EXERCISE MATERIALS:
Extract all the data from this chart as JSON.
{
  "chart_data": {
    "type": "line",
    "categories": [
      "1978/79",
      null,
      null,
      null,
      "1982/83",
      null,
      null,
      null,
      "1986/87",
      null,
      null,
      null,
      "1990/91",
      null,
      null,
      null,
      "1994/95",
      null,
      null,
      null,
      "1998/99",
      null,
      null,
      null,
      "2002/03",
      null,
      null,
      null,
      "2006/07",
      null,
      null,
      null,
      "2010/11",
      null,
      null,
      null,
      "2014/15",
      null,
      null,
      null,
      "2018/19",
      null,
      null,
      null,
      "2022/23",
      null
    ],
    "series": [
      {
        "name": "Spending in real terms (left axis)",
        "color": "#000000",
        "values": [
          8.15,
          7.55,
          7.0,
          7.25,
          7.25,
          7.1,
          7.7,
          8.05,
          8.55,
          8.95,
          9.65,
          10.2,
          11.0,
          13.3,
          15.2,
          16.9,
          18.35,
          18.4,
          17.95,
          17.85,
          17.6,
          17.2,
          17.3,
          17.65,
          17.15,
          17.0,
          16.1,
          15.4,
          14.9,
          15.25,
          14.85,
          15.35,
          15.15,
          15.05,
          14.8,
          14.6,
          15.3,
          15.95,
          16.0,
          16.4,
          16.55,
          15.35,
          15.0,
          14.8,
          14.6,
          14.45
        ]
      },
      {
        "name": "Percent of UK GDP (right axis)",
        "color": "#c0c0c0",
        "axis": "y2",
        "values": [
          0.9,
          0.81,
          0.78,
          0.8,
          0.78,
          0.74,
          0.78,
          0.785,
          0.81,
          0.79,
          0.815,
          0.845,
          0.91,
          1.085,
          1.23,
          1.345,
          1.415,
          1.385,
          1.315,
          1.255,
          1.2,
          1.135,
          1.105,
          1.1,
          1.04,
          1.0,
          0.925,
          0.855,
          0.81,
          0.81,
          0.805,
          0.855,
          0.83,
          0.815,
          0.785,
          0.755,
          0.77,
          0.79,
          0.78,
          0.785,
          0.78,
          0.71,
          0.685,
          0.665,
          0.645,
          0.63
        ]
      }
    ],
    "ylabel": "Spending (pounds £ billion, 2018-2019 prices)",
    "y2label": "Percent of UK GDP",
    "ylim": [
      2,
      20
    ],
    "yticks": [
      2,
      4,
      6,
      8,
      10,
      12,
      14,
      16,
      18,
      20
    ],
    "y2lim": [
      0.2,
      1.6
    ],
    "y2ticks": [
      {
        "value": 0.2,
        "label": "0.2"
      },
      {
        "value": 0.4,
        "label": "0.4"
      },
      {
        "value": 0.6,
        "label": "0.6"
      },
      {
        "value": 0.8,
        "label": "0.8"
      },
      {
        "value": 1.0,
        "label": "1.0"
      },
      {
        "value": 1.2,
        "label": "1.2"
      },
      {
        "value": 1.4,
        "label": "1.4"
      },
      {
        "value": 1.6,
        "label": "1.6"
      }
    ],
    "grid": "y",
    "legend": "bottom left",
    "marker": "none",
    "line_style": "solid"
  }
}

WHAT NEEDS TO BE DONE: Your task is to transcribe the material exactly.

ANSWER IN FULL:
Extract all the data from this chart as JSON.
{
  "chart_data": {
    "type": "line",
    "categories": [
      "1978/79",
      null,
      null,
      null,
      "1982/83",
      null,
      null,
      null,
      "1986/87",
      null,
      null,
      null,
      "1990/91",
      null,
      null,
      null,
      "1994/95",
      null,
      null,
      null,
      "1998/99",
      null,
      null,
      null,
      "2002/03",
      null,
      null,
      null,
      "2006/07",
      null,
      null,
      null,
      "2010/11",
      null,
      null,
      null,
      "2014/15",
      null,
      null,
      null,
      "2018/19",
      null,
      null,
      null,
      "2022/23",
      null
    ],
    "series": [
      {
        "name": "Spending in real terms (left axis)",
        "color": "#000000",
        "values": [
          8.15,
          7.55,
          7.0,
          7.25,
          7.25,
          7.1,
          7.7,
          8.05,
          8.55,
          8.95,
          9.65,
          10.2,
          11.0,
          13.3,
          15.2,
          16.9,
          18.35,
          18.4,
          17.95,
          17.85,
          17.6,
          17.2,
          17.3,
          17.65,
          17.15,
          17.0,
          16.1,
          15.4,
          14.9,
          15.25,
          14.85,
          15.35,
          15.15,
          15.05,
          14.8,
          14.6,
          15.3,
          15.95,
          16.0,
          16.4,
          16.55,
          15.35,
          15.0,
          14.8,
          14.6,
          14.45
        ]
      },
      {
        "name": "Percent of UK GDP (right axis)",
        "color": "#c0c0c0",
        "axis": "y2",
        "values": [
          0.9,
          0.81,
          0.78,
          0.8,
          0.78,
          0.74,
          0.78,
          0.785,
          0.81,
          0.79,
          0.815,
          0.845,
          0.91,
          1.085,
          1.23,
          1.345,
          1.415,
          1.385,
          1.315,
          1.255,
          1.2,
          1.135,
          1.105,
          1.1,
          1.04,
          1.0,
          0.925,
          0.855,
          0.81,
          0.81,
          0.805,
          0.855,
          0.83,
          0.815,
          0.785,
          0.755,
          0.77,
          0.79,
          0.78,
          0.785,
          0.78,
          0.71,
          0.685,
          0.665,
          0.645,
          0.63
        ]
      }
    ],
    "ylabel": "Spending (pounds £ billion, 2018-2019 prices)",
    "y2label": "Percent of UK GDP",
    "ylim": [
      2,
      20
    ],
    "yticks": [
      2,
      4,
      6,
      8,
      10,
      12,
      14,
      16,
      18,
      20
    ],
    "y2lim": [
      0.2,
      1.6
    ],
    "y2ticks": [
      {
        "value": 0.2,
        "label": "0.2"
      },
      {
        "value": 0.4,
        "label": "0.4"
      },
      {
        "value": 0.6,
        "label": "0.6"
      },
      {
        "value": 0.8,
        "label": "0.8"
      },
      {
        "value": 1.0,
        "label": "1.0"
      },
      {
        "value": 1.2,
        "label": "1.2"
      },
      {
        "value": 1.4,
        "label": "1.4"
      },
      {
        "value": 1.6,
        "label": "1.6"
      }
    ],
    "grid": "y",
    "legend": "bottom left",
    "marker": "none",
    "line_style": "solid"
  }
}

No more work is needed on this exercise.